### Aim of the exercise
Transcribe the material word for word, but without the images.

** START OF Provided data **

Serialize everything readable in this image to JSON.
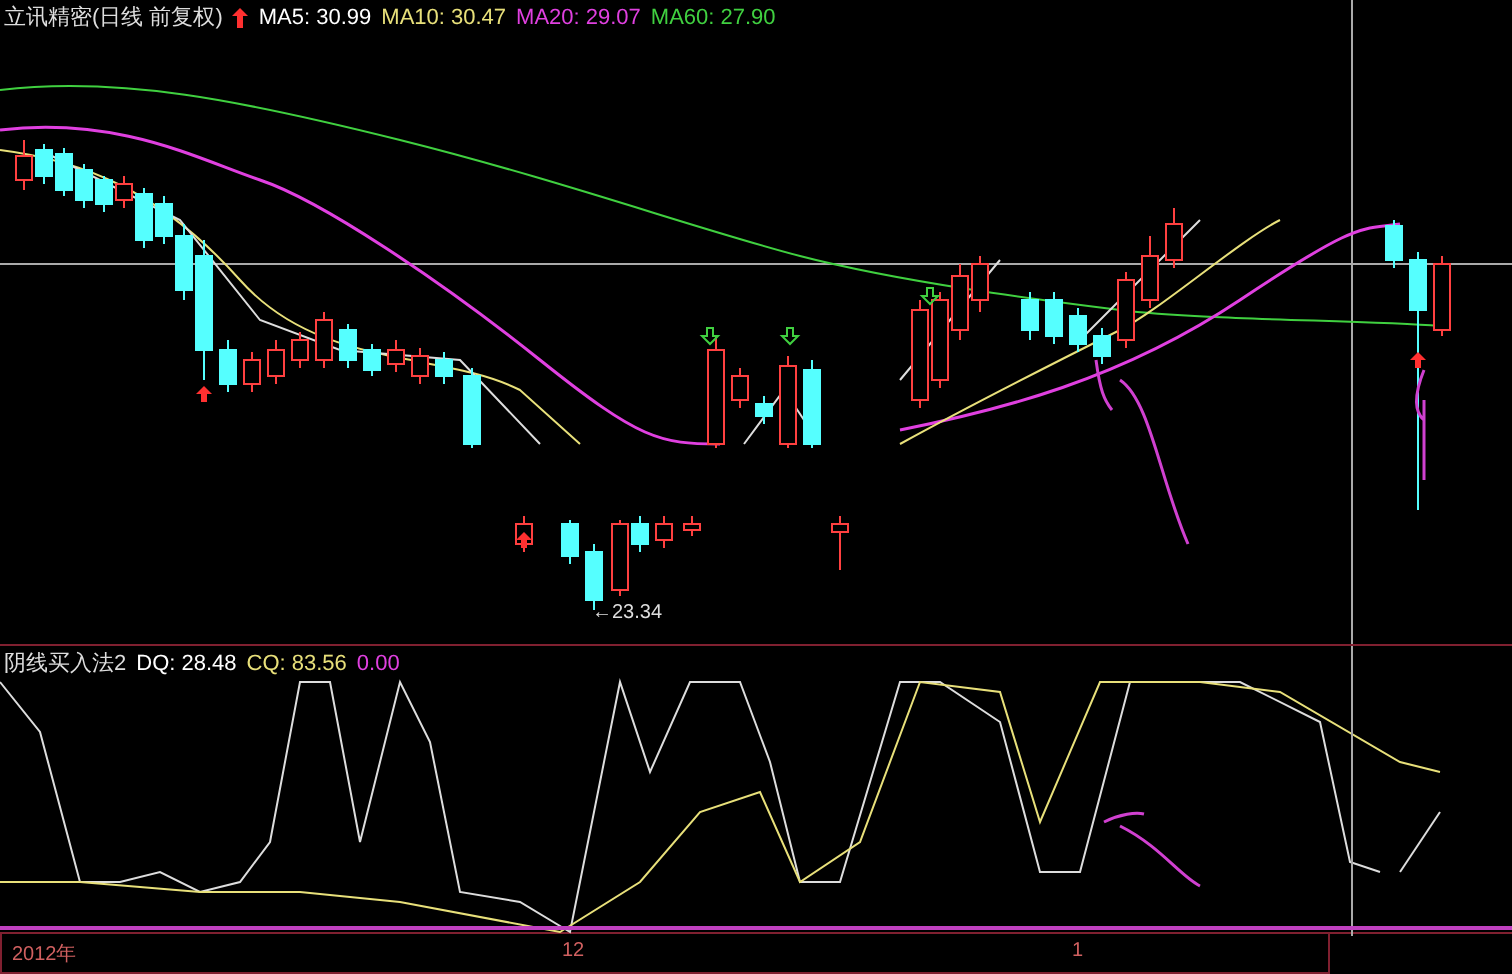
{
  "header": {
    "title": "立讯精密(日线 前复权)",
    "ma": [
      {
        "label": "MA5: 30.99",
        "color": "#ffffff"
      },
      {
        "label": "MA10: 30.47",
        "color": "#e8e07a"
      },
      {
        "label": "MA20: 29.07",
        "color": "#e040e0"
      },
      {
        "label": "MA60: 27.90",
        "color": "#40d040"
      }
    ]
  },
  "low_label": "←23.34",
  "indicator": {
    "title": "阴线买入法2",
    "values": [
      {
        "label": "DQ: 28.48",
        "color": "#ffffff"
      },
      {
        "label": "CQ: 83.56",
        "color": "#e8e07a"
      },
      {
        "label": "0.00",
        "color": "#e040e0"
      }
    ]
  },
  "axis": {
    "labels": [
      "2012年",
      "12",
      "1"
    ]
  }
}
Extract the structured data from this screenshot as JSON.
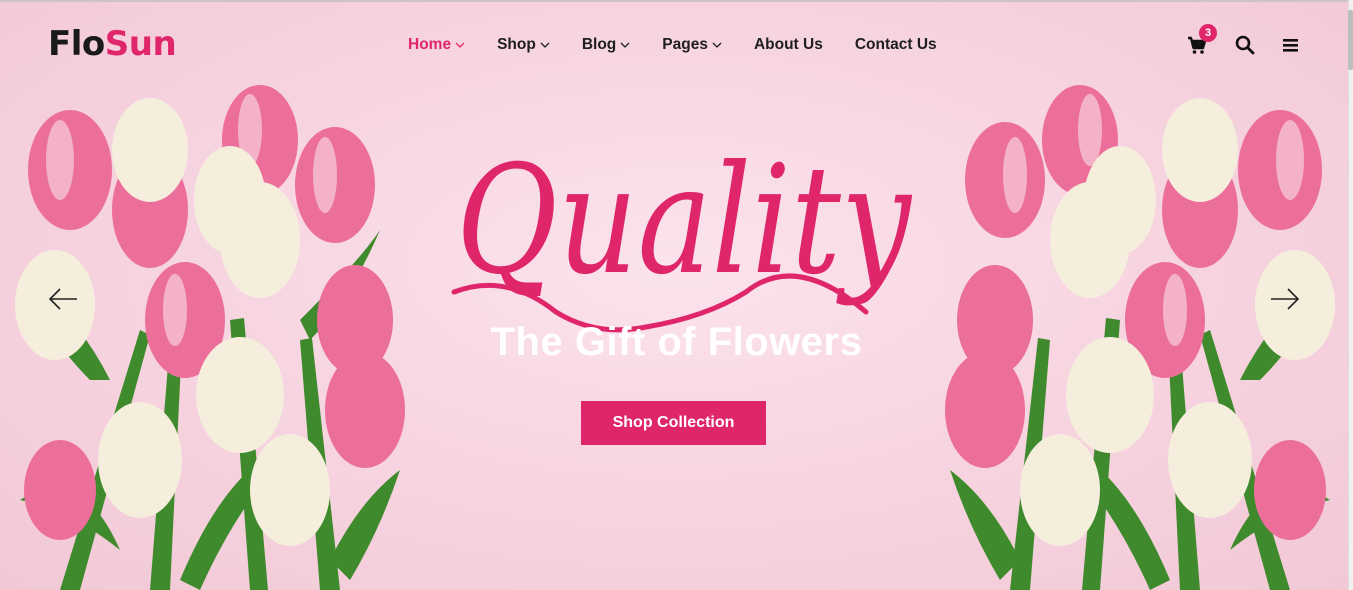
{
  "brand": {
    "part1": "Flo",
    "part2": "Sun"
  },
  "nav": {
    "items": [
      {
        "label": "Home",
        "has_dropdown": true,
        "active": true
      },
      {
        "label": "Shop",
        "has_dropdown": true,
        "active": false
      },
      {
        "label": "Blog",
        "has_dropdown": true,
        "active": false
      },
      {
        "label": "Pages",
        "has_dropdown": true,
        "active": false
      },
      {
        "label": "About Us",
        "has_dropdown": false,
        "active": false
      },
      {
        "label": "Contact Us",
        "has_dropdown": false,
        "active": false
      }
    ]
  },
  "header_icons": {
    "cart_icon": "shopping-cart-icon",
    "cart_count": "3",
    "search_icon": "search-icon",
    "menu_icon": "hamburger-menu-icon"
  },
  "hero": {
    "script_heading": "Quality",
    "subtitle": "The Gift of Flowers",
    "cta_label": "Shop Collection",
    "prev_icon": "arrow-left-icon",
    "next_icon": "arrow-right-icon"
  },
  "colors": {
    "accent": "#e0266a",
    "background": "#f7d6e1",
    "text": "#1e1e1e"
  }
}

** END OF Provided data **

### Answer below
Serialize everything readable in this image to JSON.
{
  "header": {
    "title": "立讯精密(日线 前复权)",
    "ma": [
      {
        "label": "MA5: 30.99",
        "color": "#ffffff"
      },
      {
        "label": "MA10: 30.47",
        "color": "#e8e07a"
      },
      {
        "label": "MA20: 29.07",
        "color": "#e040e0"
      },
      {
        "label": "MA60: 27.90",
        "color": "#40d040"
      }
    ]
  },
  "low_label": "←23.34",
  "indicator": {
    "title": "阴线买入法2",
    "values": [
      {
        "label": "DQ: 28.48",
        "color": "#ffffff"
      },
      {
        "label": "CQ: 83.56",
        "color": "#e8e07a"
      },
      {
        "label": "0.00",
        "color": "#e040e0"
      }
    ]
  },
  "axis": {
    "labels": [
      "2012年",
      "12",
      "1"
    ]
  }
}
Extract the structured data from this screenshot as JSON.
{
  "brand": {
    "part1": "Flo",
    "part2": "Sun"
  },
  "nav": {
    "items": [
      {
        "label": "Home",
        "has_dropdown": true,
        "active": true
      },
      {
        "label": "Shop",
        "has_dropdown": true,
        "active": false
      },
      {
        "label": "Blog",
        "has_dropdown": true,
        "active": false
      },
      {
        "label": "Pages",
        "has_dropdown": true,
        "active": false
      },
      {
        "label": "About Us",
        "has_dropdown": false,
        "active": false
      },
      {
        "label": "Contact Us",
        "has_dropdown": false,
        "active": false
      }
    ]
  },
  "header_icons": {
    "cart_icon": "shopping-cart-icon",
    "cart_count": "3",
    "search_icon": "search-icon",
    "menu_icon": "hamburger-menu-icon"
  },
  "hero": {
    "script_heading": "Quality",
    "subtitle": "The Gift of Flowers",
    "cta_label": "Shop Collection",
    "prev_icon": "arrow-left-icon",
    "next_icon": "arrow-right-icon"
  },
  "colors": {
    "accent": "#e0266a",
    "background": "#f7d6e1",
    "text": "#1e1e1e"
  }
}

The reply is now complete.